Look through the records below and collect all lines that hold the string "solar".

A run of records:

********************

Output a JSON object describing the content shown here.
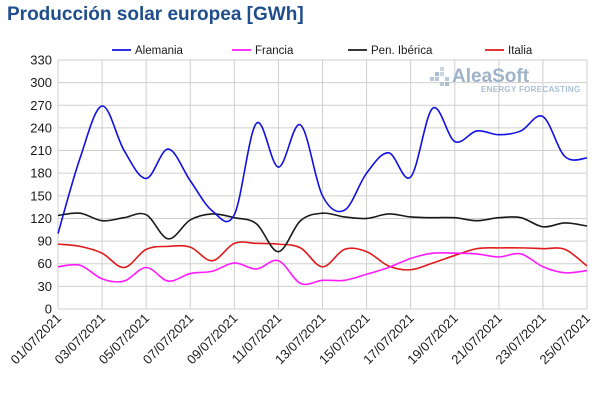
{
  "title": "Producción solar europea [GWh]",
  "logo": {
    "name": "AleaSoft",
    "tagline": "ENERGY FORECASTING"
  },
  "colors": {
    "alemania": "#1010e0",
    "francia": "#ff1aff",
    "iberica": "#1a1a1a",
    "italia": "#e01a1a",
    "grid": "#cfcfcf",
    "logo": "#9fb3c8"
  },
  "chart_data": {
    "type": "line",
    "title": "Producción solar europea [GWh]",
    "xlabel": "",
    "ylabel": "",
    "ylim": [
      0,
      330
    ],
    "yticks": [
      0,
      30,
      60,
      90,
      120,
      150,
      180,
      210,
      240,
      270,
      300,
      330
    ],
    "grid": true,
    "legend_position": "top",
    "x": [
      "01/07/2021",
      "02/07/2021",
      "03/07/2021",
      "04/07/2021",
      "05/07/2021",
      "06/07/2021",
      "07/07/2021",
      "08/07/2021",
      "09/07/2021",
      "10/07/2021",
      "11/07/2021",
      "12/07/2021",
      "13/07/2021",
      "14/07/2021",
      "15/07/2021",
      "16/07/2021",
      "17/07/2021",
      "18/07/2021",
      "19/07/2021",
      "20/07/2021",
      "21/07/2021",
      "22/07/2021",
      "23/07/2021",
      "24/07/2021",
      "25/07/2021"
    ],
    "xtick_labels": [
      "01/07/2021",
      "03/07/2021",
      "05/07/2021",
      "07/07/2021",
      "09/07/2021",
      "11/07/2021",
      "13/07/2021",
      "15/07/2021",
      "17/07/2021",
      "19/07/2021",
      "21/07/2021",
      "23/07/2021",
      "25/07/2021"
    ],
    "series": [
      {
        "name": "Alemania",
        "color": "#1010e0",
        "values": [
          100,
          200,
          269,
          210,
          173,
          212,
          170,
          130,
          125,
          246,
          188,
          244,
          150,
          131,
          180,
          207,
          175,
          266,
          222,
          236,
          231,
          236,
          255,
          202,
          200
        ]
      },
      {
        "name": "Francia",
        "color": "#ff1aff",
        "values": [
          56,
          58,
          40,
          37,
          55,
          37,
          47,
          50,
          61,
          53,
          64,
          34,
          38,
          38,
          46,
          55,
          67,
          74,
          74,
          73,
          69,
          73,
          56,
          48,
          51
        ]
      },
      {
        "name": "Pen. Ibérica",
        "color": "#1a1a1a",
        "values": [
          124,
          127,
          117,
          121,
          125,
          93,
          118,
          126,
          121,
          113,
          76,
          117,
          127,
          122,
          120,
          126,
          122,
          121,
          121,
          117,
          121,
          121,
          109,
          114,
          110
        ]
      },
      {
        "name": "Italia",
        "color": "#e01a1a",
        "values": [
          86,
          83,
          74,
          55,
          79,
          83,
          82,
          64,
          87,
          87,
          86,
          81,
          56,
          79,
          76,
          57,
          52,
          61,
          71,
          80,
          81,
          81,
          80,
          79,
          57
        ]
      }
    ]
  }
}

********************

* Answer
  "title": "Producción solar europea [GWh]",
    "title": "Producción solar europea [GWh]",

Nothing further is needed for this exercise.